▶ [GOAL] Spot each line in the records below where the word "gmail" occurs, then copy it.

Stored entries
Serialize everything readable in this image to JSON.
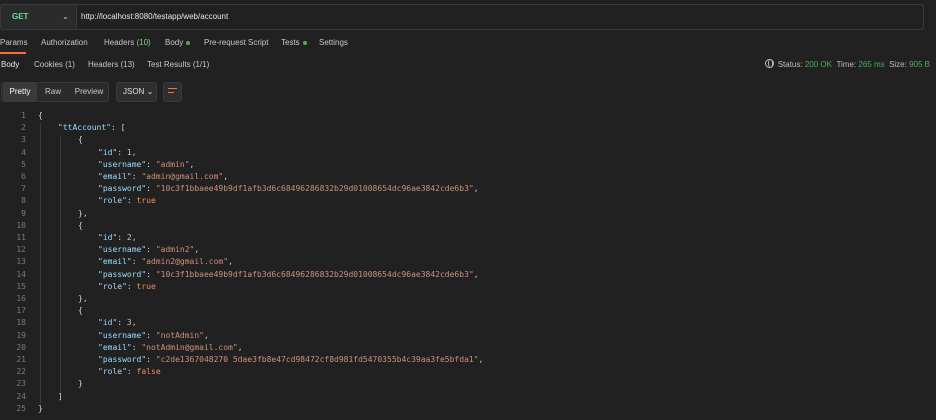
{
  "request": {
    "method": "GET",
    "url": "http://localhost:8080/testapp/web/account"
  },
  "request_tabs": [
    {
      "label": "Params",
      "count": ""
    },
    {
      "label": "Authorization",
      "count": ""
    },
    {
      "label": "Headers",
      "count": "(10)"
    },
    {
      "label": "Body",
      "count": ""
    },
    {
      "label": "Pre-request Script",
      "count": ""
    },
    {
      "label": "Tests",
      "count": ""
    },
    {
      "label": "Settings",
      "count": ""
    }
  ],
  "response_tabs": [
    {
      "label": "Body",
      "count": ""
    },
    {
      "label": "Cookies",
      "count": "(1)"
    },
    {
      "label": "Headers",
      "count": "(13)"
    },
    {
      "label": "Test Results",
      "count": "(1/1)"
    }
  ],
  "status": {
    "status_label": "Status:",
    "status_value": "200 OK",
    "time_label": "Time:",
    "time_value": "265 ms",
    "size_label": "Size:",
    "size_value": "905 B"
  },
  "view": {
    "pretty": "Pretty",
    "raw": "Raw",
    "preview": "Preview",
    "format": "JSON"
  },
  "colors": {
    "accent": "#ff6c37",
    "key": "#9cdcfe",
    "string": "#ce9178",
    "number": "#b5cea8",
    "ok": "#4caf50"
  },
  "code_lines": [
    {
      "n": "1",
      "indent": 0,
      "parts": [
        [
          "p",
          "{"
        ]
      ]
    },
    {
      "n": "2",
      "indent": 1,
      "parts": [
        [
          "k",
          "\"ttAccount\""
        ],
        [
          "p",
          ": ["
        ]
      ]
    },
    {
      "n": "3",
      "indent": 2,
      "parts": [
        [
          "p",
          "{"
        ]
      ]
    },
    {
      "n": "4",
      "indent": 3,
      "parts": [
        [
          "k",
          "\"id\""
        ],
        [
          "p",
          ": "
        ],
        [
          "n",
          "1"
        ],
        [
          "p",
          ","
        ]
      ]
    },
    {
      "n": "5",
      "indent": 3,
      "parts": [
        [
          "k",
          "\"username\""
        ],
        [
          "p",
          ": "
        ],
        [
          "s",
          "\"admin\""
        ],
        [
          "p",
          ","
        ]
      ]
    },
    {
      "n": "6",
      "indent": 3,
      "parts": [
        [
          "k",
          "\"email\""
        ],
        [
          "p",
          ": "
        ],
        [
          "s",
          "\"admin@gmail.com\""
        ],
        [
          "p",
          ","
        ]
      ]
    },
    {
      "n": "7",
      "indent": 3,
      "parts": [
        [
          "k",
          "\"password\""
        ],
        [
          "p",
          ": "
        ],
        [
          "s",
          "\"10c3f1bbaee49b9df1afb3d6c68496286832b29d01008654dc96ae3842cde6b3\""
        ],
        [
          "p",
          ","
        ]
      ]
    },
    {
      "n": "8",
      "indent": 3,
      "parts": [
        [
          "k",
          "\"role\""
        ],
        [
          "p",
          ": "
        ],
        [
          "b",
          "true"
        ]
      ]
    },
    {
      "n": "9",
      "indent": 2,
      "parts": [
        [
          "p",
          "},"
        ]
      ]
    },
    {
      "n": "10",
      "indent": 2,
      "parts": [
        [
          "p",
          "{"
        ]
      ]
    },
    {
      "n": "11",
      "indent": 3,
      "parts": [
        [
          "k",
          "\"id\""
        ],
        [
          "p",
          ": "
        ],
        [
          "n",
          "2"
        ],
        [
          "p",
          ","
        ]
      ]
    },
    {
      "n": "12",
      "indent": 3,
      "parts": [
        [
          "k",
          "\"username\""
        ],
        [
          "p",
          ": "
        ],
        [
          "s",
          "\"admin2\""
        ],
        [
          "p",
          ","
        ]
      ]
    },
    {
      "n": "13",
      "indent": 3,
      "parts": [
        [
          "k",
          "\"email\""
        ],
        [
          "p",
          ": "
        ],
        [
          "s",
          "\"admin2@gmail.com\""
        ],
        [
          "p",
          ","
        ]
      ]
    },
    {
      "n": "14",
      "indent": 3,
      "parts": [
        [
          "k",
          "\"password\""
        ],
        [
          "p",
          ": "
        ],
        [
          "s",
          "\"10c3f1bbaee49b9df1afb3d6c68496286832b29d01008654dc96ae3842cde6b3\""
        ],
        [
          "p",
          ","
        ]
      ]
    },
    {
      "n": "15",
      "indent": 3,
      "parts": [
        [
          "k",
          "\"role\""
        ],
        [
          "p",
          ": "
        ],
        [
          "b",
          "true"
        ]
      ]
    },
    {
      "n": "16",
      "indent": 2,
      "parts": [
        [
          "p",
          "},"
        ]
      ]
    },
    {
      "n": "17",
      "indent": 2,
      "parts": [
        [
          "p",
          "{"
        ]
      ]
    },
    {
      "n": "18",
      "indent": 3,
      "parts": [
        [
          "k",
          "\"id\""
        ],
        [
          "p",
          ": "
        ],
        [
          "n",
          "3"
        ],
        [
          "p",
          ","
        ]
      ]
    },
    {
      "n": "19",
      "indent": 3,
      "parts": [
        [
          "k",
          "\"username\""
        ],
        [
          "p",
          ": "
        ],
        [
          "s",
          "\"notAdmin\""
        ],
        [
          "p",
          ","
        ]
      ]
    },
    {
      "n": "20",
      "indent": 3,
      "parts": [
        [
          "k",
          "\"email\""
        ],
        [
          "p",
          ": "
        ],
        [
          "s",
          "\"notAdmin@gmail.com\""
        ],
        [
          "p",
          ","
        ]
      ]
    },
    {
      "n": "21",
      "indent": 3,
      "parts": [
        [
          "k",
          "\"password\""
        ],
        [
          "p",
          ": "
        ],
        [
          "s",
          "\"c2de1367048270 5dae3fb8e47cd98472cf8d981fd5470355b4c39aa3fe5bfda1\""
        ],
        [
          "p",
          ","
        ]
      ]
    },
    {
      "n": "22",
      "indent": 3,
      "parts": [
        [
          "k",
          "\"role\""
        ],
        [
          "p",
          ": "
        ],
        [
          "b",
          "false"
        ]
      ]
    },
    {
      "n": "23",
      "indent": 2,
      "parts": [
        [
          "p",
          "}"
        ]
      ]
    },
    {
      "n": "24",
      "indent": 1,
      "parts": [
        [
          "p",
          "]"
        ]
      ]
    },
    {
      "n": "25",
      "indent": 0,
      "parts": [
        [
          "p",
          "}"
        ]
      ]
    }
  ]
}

==

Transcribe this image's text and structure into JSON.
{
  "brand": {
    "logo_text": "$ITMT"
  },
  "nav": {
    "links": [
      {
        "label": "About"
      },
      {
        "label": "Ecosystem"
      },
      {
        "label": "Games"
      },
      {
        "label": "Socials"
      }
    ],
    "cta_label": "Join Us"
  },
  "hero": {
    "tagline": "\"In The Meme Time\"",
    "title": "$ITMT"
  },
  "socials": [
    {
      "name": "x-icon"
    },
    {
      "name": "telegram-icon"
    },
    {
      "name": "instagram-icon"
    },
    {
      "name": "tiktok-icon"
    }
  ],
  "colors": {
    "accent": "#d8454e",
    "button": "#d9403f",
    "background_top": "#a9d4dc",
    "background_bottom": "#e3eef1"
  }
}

▶ [TASK ANSWER]
          "\"admin@gmail.com\""
          "\"admin2@gmail.com\""
          "\"notAdmin@gmail.com\""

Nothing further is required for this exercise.